Reproduce the listing below word for word, with no pictures.

**LISTING**
┏━━
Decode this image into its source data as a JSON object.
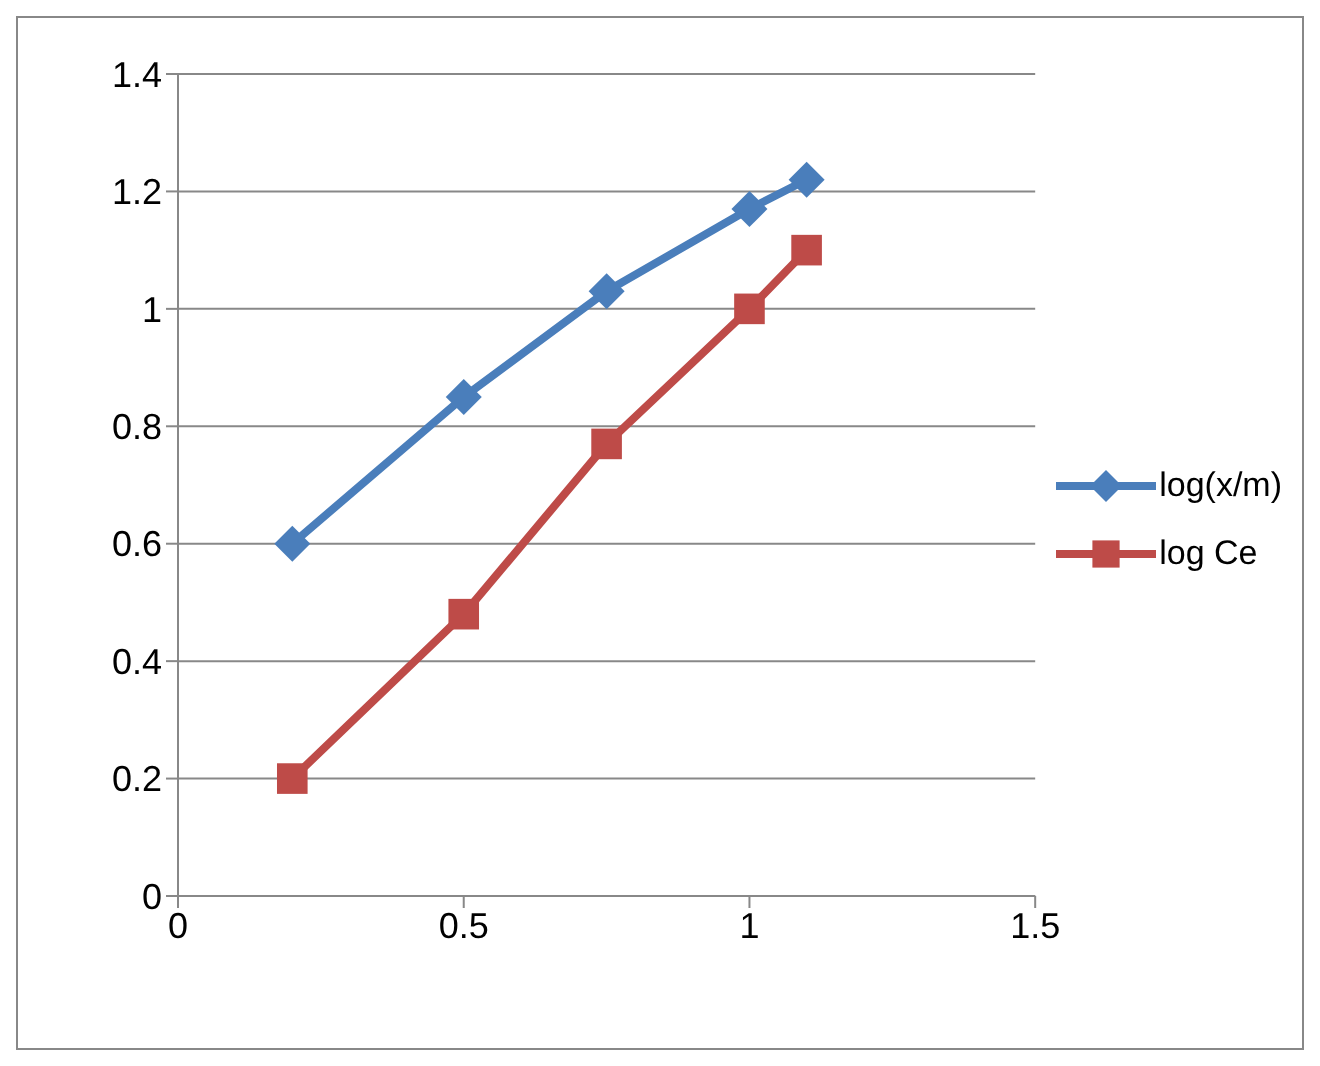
{
  "chart_data": {
    "type": "line",
    "x": [
      0.2,
      0.5,
      0.75,
      1,
      1.1
    ],
    "series": [
      {
        "name": "log(x/m)",
        "color": "#4a7ebb",
        "marker": "diamond",
        "values": [
          0.6,
          0.85,
          1.03,
          1.17,
          1.22
        ]
      },
      {
        "name": "log Ce",
        "color": "#be4b48",
        "marker": "square",
        "values": [
          0.2,
          0.48,
          0.77,
          1.0,
          1.1
        ]
      }
    ],
    "xlim": [
      0,
      1.5
    ],
    "xticks": [
      0,
      0.5,
      1,
      1.5
    ],
    "ylim": [
      0,
      1.4
    ],
    "yticks": [
      0,
      0.2,
      0.4,
      0.6,
      0.8,
      1,
      1.2,
      1.4
    ],
    "grid": "y",
    "legend": "right",
    "line_style": "solid"
  }
}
┗━━
**FINISHED ANSWER**
Decode this image into its source data as a JSON object.
{
  "chart_data": {
    "type": "line",
    "x": [
      0.2,
      0.5,
      0.75,
      1,
      1.1
    ],
    "series": [
      {
        "name": "log(x/m)",
        "color": "#4a7ebb",
        "marker": "diamond",
        "values": [
          0.6,
          0.85,
          1.03,
          1.17,
          1.22
        ]
      },
      {
        "name": "log Ce",
        "color": "#be4b48",
        "marker": "square",
        "values": [
          0.2,
          0.48,
          0.77,
          1.0,
          1.1
        ]
      }
    ],
    "xlim": [
      0,
      1.5
    ],
    "xticks": [
      0,
      0.5,
      1,
      1.5
    ],
    "ylim": [
      0,
      1.4
    ],
    "yticks": [
      0,
      0.2,
      0.4,
      0.6,
      0.8,
      1,
      1.2,
      1.4
    ],
    "grid": "y",
    "legend": "right",
    "line_style": "solid"
  }
}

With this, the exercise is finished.